ARBEITSANWEISUNGEN:
- A) Wie viele Ports braucht VNC laut dem Forumsthread zur Fernsteuerung mindestens?
- B) Fasse im Forumsthread zur Fernsteuerung den Absatz, der mit „Eine mögliche Software Lösung“ beginnt, als knappe Stichpunktliste zusammen.

TEXTAUSZUG:
# Fernsteuerung?!



## Florianrau (2. April 2004)

Hallo zusammen ich habe vollgendes Prob

ich möchte meine Rolläden Zuhause fernsteuern übers Internet.
Das Ganze soll von meiner Arbeit aus funktionieren
Wie könnte ich das realiesieren 
Die Rolläden steuere ich zur Zeit von meinem PC zuhause
Mein Internetzugang ist ein dsl Flat mit dyn IP

Ich bedanke mich im vorraus und hoffe auf euere Hilfe


----------



## Sinac (2. April 2004)

Wenn du die eh schon vom PC aus steuern kannst ist das doch kein Problem,oder?
z.B. mit VNC, dann kommst du über die dynamische Domain auf deinen Rechner
und kannst arbeiten als ob du davor sitzen würdest.

Greetz...
Sinac


----------



## Tim C. (2. April 2004)

Wie Sinac schon erwähnte wird VNC wohl die passende Möglichkeit sein. Wird allerdings nur funktionieren, wenn du auf der Arbeit nicht rigoros alle Ports bis auf Port 80 für normalen HTTP Verkehr geperrt hast, da VNC min. 2 Ports braucht.

Eine mögliche Software Lösung wäre z.B. TightVNC. Ist Freeware und sowohl für Linux als auch für Windows zu haben und außerdem Cross OS kompatibel, das heisst du kannst von einem Windows Client auf einen Linux Server zugreifen (zumindest theoretisch  ).


----------



## Florianrau (2. April 2004)

Danke das ist genau was ich gesucht habe und es funktioniert 

MFG   Florian


----------



## Sinac (2. April 2004)

> _Original geschrieben von Tim Comanns _
> *...und außerdem Cross OS kompatibel, das heisst du kannst von einem Windows Client auf einen Linux Server zugreifen (zumindest theoretisch  ). *



Wieso theoretisch, hattest du mal Probleme damit? Bei mir läuft das immer ohne
Probleme mit RealVNC und dem RBF Server und umgekehrt.

Greetz...
Sinac


----------



## Tim C. (2. April 2004)

> _Original geschrieben von Sinac _
> *Wieso theoretisch, hattest du mal Probleme damit? Bei mir läuft das immer ohne
> Probleme mit RealVNC und dem RBF Server und umgekehrt.
> 
> ...


Ich hatte mal probleme bei Tight VNC und connecten von Windows nach Linux. Da war die X-Server Darstellung nicht so der Bringer sprich ich hatte wirklich eine rohe X-Server Oberfläche vor mir mit einem Terminal aber der Windowmanager, der eigentlich lief, war nicht zu sehen. Kann aber auch konfigurationsbedingt gewesen sein.


----------

GESAMMELTE DATEN:
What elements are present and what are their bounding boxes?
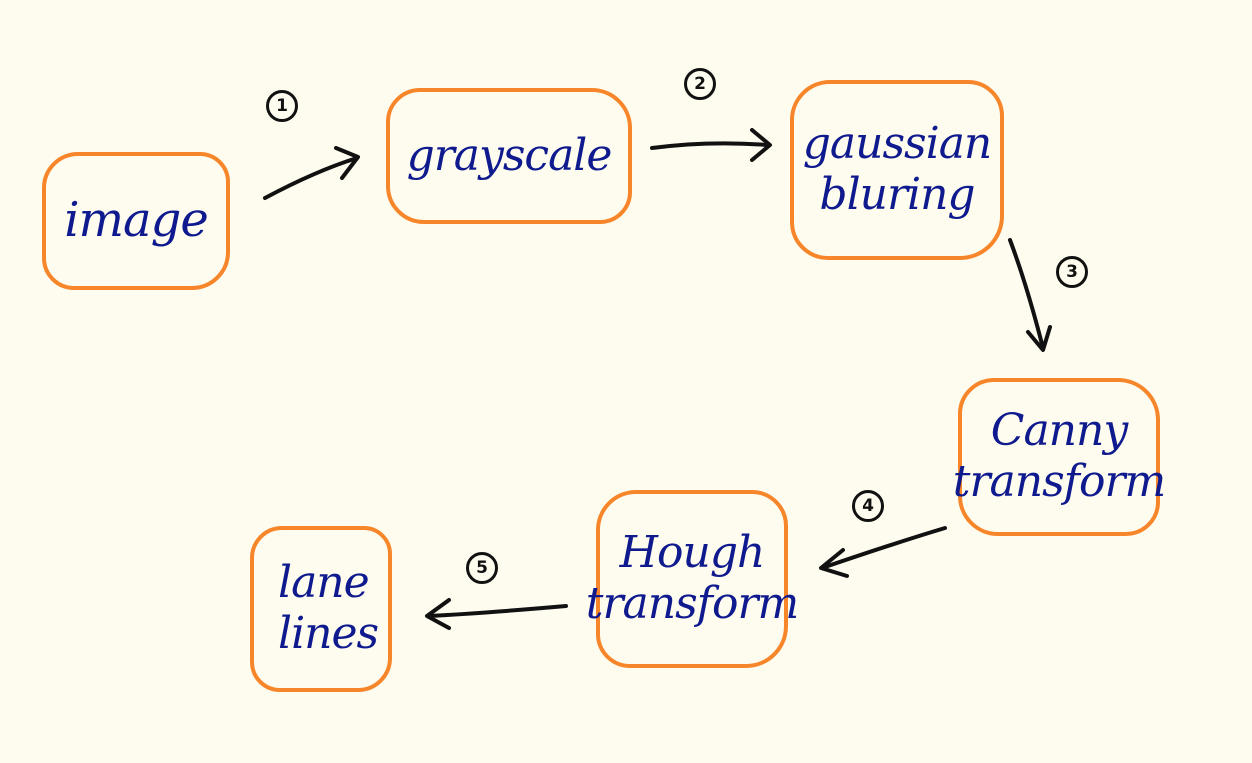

ERGEBNISSE JE AUFGABE:
- A) Mindestens zwei Ports.

- B)
- TightVNC als mögliche Softwarelösung
- Freeware
- für Linux und Windows erhältlich
- betriebssystemübergreifend kompatibel: Zugriff von einem Windows-Client auf einen Linux-Server möglich (zumindest theoretisch)